> **DO THIS**:
Copy out the material below in full, but not its images.
-- start of RECORDS SHOWN --
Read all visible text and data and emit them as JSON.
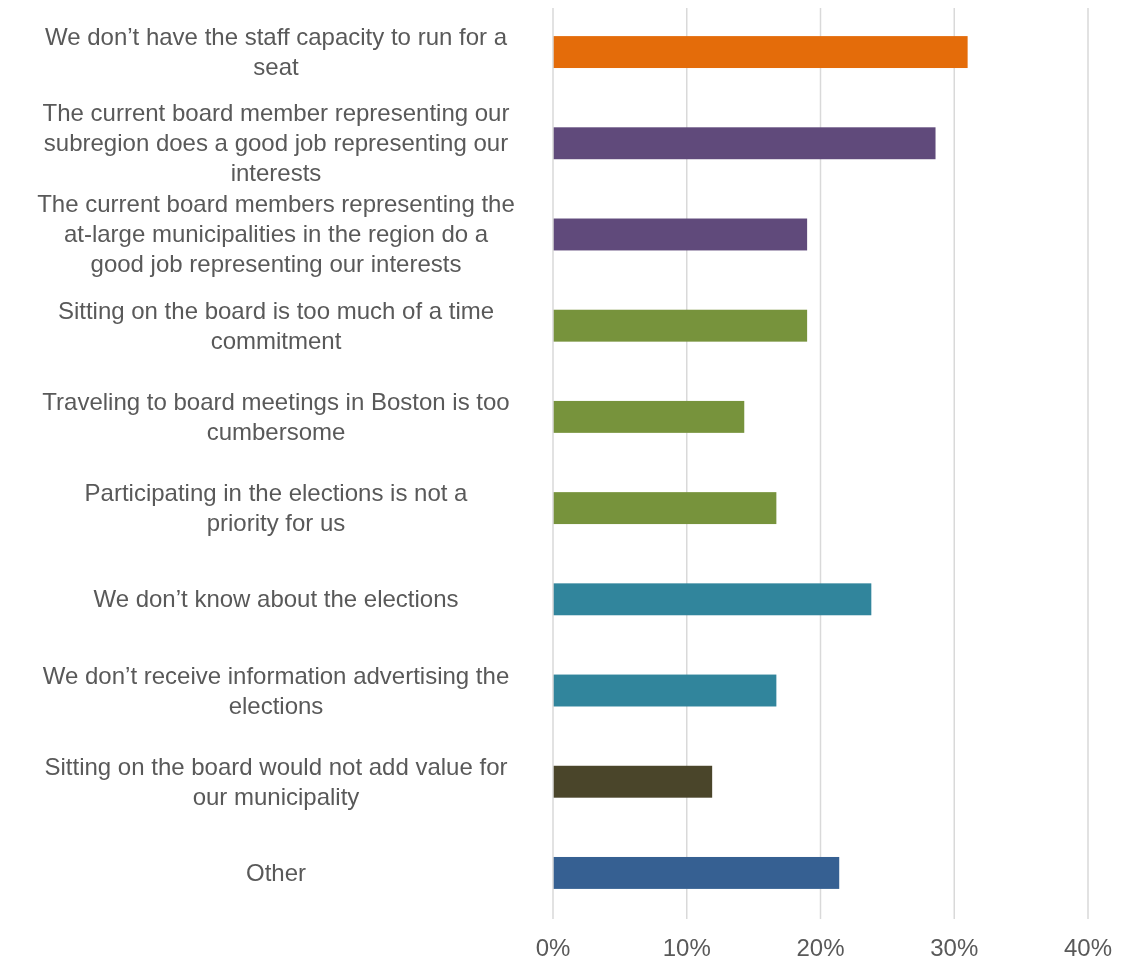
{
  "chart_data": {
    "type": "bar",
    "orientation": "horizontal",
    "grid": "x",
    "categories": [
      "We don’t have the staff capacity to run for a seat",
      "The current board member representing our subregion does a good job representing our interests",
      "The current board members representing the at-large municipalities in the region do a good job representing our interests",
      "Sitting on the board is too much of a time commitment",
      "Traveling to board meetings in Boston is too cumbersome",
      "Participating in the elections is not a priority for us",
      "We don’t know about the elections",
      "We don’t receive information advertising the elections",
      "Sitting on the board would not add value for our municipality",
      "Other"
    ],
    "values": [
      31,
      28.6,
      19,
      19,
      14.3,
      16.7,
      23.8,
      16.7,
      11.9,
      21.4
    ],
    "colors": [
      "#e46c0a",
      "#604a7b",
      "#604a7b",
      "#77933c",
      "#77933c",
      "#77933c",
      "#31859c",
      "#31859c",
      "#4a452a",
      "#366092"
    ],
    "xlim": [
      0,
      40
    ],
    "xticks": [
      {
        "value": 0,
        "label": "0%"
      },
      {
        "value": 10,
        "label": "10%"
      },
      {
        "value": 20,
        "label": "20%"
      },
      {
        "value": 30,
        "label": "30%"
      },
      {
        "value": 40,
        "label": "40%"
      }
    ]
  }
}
-- end of RECORDS SHOWN --
> **CORRECT RESULT**:
Read all visible text and data and emit them as JSON.
{
  "chart_data": {
    "type": "bar",
    "orientation": "horizontal",
    "grid": "x",
    "categories": [
      "We don’t have the staff capacity to run for a seat",
      "The current board member representing our subregion does a good job representing our interests",
      "The current board members representing the at-large municipalities in the region do a good job representing our interests",
      "Sitting on the board is too much of a time commitment",
      "Traveling to board meetings in Boston is too cumbersome",
      "Participating in the elections is not a priority for us",
      "We don’t know about the elections",
      "We don’t receive information advertising the elections",
      "Sitting on the board would not add value for our municipality",
      "Other"
    ],
    "values": [
      31,
      28.6,
      19,
      19,
      14.3,
      16.7,
      23.8,
      16.7,
      11.9,
      21.4
    ],
    "colors": [
      "#e46c0a",
      "#604a7b",
      "#604a7b",
      "#77933c",
      "#77933c",
      "#77933c",
      "#31859c",
      "#31859c",
      "#4a452a",
      "#366092"
    ],
    "xlim": [
      0,
      40
    ],
    "xticks": [
      {
        "value": 0,
        "label": "0%"
      },
      {
        "value": 10,
        "label": "10%"
      },
      {
        "value": 20,
        "label": "20%"
      },
      {
        "value": 30,
        "label": "30%"
      },
      {
        "value": 40,
        "label": "40%"
      }
    ]
  }
}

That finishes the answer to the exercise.